§ **The exercise**
Each entry must appear again exactly as it does in the source.

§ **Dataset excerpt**
################
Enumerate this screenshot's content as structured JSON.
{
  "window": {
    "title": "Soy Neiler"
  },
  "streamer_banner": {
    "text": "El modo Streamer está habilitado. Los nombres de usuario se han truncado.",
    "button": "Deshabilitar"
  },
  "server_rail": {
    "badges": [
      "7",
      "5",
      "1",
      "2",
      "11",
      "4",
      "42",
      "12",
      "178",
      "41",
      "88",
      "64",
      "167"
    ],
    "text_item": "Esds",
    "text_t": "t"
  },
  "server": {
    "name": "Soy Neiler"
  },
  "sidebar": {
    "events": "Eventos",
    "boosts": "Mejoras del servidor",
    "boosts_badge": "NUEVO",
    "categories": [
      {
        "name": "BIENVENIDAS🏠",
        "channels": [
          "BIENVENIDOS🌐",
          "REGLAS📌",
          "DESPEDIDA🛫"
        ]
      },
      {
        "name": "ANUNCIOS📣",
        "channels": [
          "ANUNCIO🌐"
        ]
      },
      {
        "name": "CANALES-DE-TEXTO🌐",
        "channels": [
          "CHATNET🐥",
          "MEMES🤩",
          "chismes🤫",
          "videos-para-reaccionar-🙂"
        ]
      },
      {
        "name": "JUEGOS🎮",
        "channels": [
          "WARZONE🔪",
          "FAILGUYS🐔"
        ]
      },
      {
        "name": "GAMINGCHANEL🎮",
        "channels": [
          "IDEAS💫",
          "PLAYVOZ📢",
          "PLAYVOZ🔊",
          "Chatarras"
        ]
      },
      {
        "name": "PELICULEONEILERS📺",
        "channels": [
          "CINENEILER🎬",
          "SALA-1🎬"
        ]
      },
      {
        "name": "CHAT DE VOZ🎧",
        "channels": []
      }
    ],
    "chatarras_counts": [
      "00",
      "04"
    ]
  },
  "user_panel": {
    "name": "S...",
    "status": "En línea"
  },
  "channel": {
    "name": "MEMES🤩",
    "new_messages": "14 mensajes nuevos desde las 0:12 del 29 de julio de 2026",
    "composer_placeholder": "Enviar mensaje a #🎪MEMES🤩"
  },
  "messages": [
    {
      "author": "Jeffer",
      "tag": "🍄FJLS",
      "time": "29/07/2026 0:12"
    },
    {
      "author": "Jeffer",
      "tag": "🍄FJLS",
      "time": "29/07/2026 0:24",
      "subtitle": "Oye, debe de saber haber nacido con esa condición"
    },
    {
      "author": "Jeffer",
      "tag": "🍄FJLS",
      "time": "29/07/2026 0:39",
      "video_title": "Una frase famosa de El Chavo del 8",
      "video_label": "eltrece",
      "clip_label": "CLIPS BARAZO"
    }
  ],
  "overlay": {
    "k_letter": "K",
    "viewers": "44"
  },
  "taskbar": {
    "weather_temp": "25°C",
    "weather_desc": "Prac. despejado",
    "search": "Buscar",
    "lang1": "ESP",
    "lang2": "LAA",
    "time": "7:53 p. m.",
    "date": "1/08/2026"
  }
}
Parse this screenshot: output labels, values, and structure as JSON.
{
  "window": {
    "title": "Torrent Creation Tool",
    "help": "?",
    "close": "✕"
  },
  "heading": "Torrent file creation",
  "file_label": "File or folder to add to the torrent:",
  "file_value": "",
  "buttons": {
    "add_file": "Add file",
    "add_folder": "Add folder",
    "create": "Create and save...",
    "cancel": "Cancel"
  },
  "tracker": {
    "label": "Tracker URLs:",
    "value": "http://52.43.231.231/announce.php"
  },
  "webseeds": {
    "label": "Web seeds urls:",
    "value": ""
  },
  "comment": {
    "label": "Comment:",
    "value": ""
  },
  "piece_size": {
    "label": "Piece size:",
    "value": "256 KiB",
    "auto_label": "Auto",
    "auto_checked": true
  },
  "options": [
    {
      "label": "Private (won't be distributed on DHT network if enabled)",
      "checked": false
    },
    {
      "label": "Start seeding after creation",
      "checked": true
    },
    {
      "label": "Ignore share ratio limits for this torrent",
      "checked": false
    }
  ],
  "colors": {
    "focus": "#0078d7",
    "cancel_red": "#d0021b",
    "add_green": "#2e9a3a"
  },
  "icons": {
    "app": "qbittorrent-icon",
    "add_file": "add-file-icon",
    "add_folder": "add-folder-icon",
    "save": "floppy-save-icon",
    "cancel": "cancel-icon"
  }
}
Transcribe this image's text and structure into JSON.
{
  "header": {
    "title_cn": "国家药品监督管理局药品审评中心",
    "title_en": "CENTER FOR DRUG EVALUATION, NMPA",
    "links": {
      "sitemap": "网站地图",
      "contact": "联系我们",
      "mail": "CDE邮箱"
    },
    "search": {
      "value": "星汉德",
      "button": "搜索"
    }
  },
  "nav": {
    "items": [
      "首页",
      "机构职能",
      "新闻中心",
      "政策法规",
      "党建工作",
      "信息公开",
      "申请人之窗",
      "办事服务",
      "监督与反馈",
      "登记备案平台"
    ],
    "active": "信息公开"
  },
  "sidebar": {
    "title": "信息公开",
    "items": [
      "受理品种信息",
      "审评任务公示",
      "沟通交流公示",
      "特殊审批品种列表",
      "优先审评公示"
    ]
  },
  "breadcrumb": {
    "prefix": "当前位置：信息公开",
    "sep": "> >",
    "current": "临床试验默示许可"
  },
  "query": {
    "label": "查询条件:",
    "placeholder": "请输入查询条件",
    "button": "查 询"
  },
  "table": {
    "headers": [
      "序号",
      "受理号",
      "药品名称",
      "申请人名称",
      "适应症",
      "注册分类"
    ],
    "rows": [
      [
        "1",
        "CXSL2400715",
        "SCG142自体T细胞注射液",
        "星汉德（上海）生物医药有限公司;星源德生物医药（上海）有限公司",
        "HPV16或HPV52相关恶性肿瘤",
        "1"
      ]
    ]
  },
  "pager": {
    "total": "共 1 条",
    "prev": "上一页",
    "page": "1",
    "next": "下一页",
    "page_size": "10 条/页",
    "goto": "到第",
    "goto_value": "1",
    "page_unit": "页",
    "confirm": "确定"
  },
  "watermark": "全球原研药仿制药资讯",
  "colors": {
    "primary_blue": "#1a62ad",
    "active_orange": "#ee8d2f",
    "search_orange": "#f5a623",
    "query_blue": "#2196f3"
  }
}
################
§ **Expected output**
Enumerate this screenshot's content as structured JSON.
{
  "window": {
    "title": "Soy Neiler"
  },
  "streamer_banner": {
    "text": "El modo Streamer está habilitado. Los nombres de usuario se han truncado.",
    "button": "Deshabilitar"
  },
  "server_rail": {
    "badges": [
      "7",
      "5",
      "1",
      "2",
      "11",
      "4",
      "42",
      "12",
      "178",
      "41",
      "88",
      "64",
      "167"
    ],
    "text_item": "Esds",
    "text_t": "t"
  },
  "server": {
    "name": "Soy Neiler"
  },
  "sidebar": {
    "events": "Eventos",
    "boosts": "Mejoras del servidor",
    "boosts_badge": "NUEVO",
    "categories": [
      {
        "name": "BIENVENIDAS🏠",
        "channels": [
          "BIENVENIDOS🌐",
          "REGLAS📌",
          "DESPEDIDA🛫"
        ]
      },
      {
        "name": "ANUNCIOS📣",
        "channels": [
          "ANUNCIO🌐"
        ]
      },
      {
        "name": "CANALES-DE-TEXTO🌐",
        "channels": [
          "CHATNET🐥",
          "MEMES🤩",
          "chismes🤫",
          "videos-para-reaccionar-🙂"
        ]
      },
      {
        "name": "JUEGOS🎮",
        "channels": [
          "WARZONE🔪",
          "FAILGUYS🐔"
        ]
      },
      {
        "name": "GAMINGCHANEL🎮",
        "channels": [
          "IDEAS💫",
          "PLAYVOZ📢",
          "PLAYVOZ🔊",
          "Chatarras"
        ]
      },
      {
        "name": "PELICULEONEILERS📺",
        "channels": [
          "CINENEILER🎬",
          "SALA-1🎬"
        ]
      },
      {
        "name": "CHAT DE VOZ🎧",
        "channels": []
      }
    ],
    "chatarras_counts": [
      "00",
      "04"
    ]
  },
  "user_panel": {
    "name": "S...",
    "status": "En línea"
  },
  "channel": {
    "name": "MEMES🤩",
    "new_messages": "14 mensajes nuevos desde las 0:12 del 29 de julio de 2026",
    "composer_placeholder": "Enviar mensaje a #🎪MEMES🤩"
  },
  "messages": [
    {
      "author": "Jeffer",
      "tag": "🍄FJLS",
      "time": "29/07/2026 0:12"
    },
    {
      "author": "Jeffer",
      "tag": "🍄FJLS",
      "time": "29/07/2026 0:24",
      "subtitle": "Oye, debe de saber haber nacido con esa condición"
    },
    {
      "author": "Jeffer",
      "tag": "🍄FJLS",
      "time": "29/07/2026 0:39",
      "video_title": "Una frase famosa de El Chavo del 8",
      "video_label": "eltrece",
      "clip_label": "CLIPS BARAZO"
    }
  ],
  "overlay": {
    "k_letter": "K",
    "viewers": "44"
  },
  "taskbar": {
    "weather_temp": "25°C",
    "weather_desc": "Prac. despejado",
    "search": "Buscar",
    "lang1": "ESP",
    "lang2": "LAA",
    "time": "7:53 p. m.",
    "date": "1/08/2026"
  }
}
Parse this screenshot: output labels, values, and structure as JSON.
{
  "window": {
    "title": "Torrent Creation Tool",
    "help": "?",
    "close": "✕"
  },
  "heading": "Torrent file creation",
  "file_label": "File or folder to add to the torrent:",
  "file_value": "",
  "buttons": {
    "add_file": "Add file",
    "add_folder": "Add folder",
    "create": "Create and save...",
    "cancel": "Cancel"
  },
  "tracker": {
    "label": "Tracker URLs:",
    "value": "http://52.43.231.231/announce.php"
  },
  "webseeds": {
    "label": "Web seeds urls:",
    "value": ""
  },
  "comment": {
    "label": "Comment:",
    "value": ""
  },
  "piece_size": {
    "label": "Piece size:",
    "value": "256 KiB",
    "auto_label": "Auto",
    "auto_checked": true
  },
  "options": [
    {
      "label": "Private (won't be distributed on DHT network if enabled)",
      "checked": false
    },
    {
      "label": "Start seeding after creation",
      "checked": true
    },
    {
      "label": "Ignore share ratio limits for this torrent",
      "checked": false
    }
  ],
  "colors": {
    "focus": "#0078d7",
    "cancel_red": "#d0021b",
    "add_green": "#2e9a3a"
  },
  "icons": {
    "app": "qbittorrent-icon",
    "add_file": "add-file-icon",
    "add_folder": "add-folder-icon",
    "save": "floppy-save-icon",
    "cancel": "cancel-icon"
  }
}
Transcribe this image's text and structure into JSON.
{
  "header": {
    "title_cn": "国家药品监督管理局药品审评中心",
    "title_en": "CENTER FOR DRUG EVALUATION, NMPA",
    "links": {
      "sitemap": "网站地图",
      "contact": "联系我们",
      "mail": "CDE邮箱"
    },
    "search": {
      "value": "星汉德",
      "button": "搜索"
    }
  },
  "nav": {
    "items": [
      "首页",
      "机构职能",
      "新闻中心",
      "政策法规",
      "党建工作",
      "信息公开",
      "申请人之窗",
      "办事服务",
      "监督与反馈",
      "登记备案平台"
    ],
    "active": "信息公开"
  },
  "sidebar": {
    "title": "信息公开",
    "items": [
      "受理品种信息",
      "审评任务公示",
      "沟通交流公示",
      "特殊审批品种列表",
      "优先审评公示"
    ]
  },
  "breadcrumb": {
    "prefix": "当前位置：信息公开",
    "sep": "> >",
    "current": "临床试验默示许可"
  },
  "query": {
    "label": "查询条件:",
    "placeholder": "请输入查询条件",
    "button": "查 询"
  },
  "table": {
    "headers": [
      "序号",
      "受理号",
      "药品名称",
      "申请人名称",
      "适应症",
      "注册分类"
    ],
    "rows": [
      [
        "1",
        "CXSL2400715",
        "SCG142自体T细胞注射液",
        "星汉德（上海）生物医药有限公司;星源德生物医药（上海）有限公司",
        "HPV16或HPV52相关恶性肿瘤",
        "1"
      ]
    ]
  },
  "pager": {
    "total": "共 1 条",
    "prev": "上一页",
    "page": "1",
    "next": "下一页",
    "page_size": "10 条/页",
    "goto": "到第",
    "goto_value": "1",
    "page_unit": "页",
    "confirm": "确定"
  },
  "watermark": "全球原研药仿制药资讯",
  "colors": {
    "primary_blue": "#1a62ad",
    "active_orange": "#ee8d2f",
    "search_orange": "#f5a623",
    "query_blue": "#2196f3"
  }
}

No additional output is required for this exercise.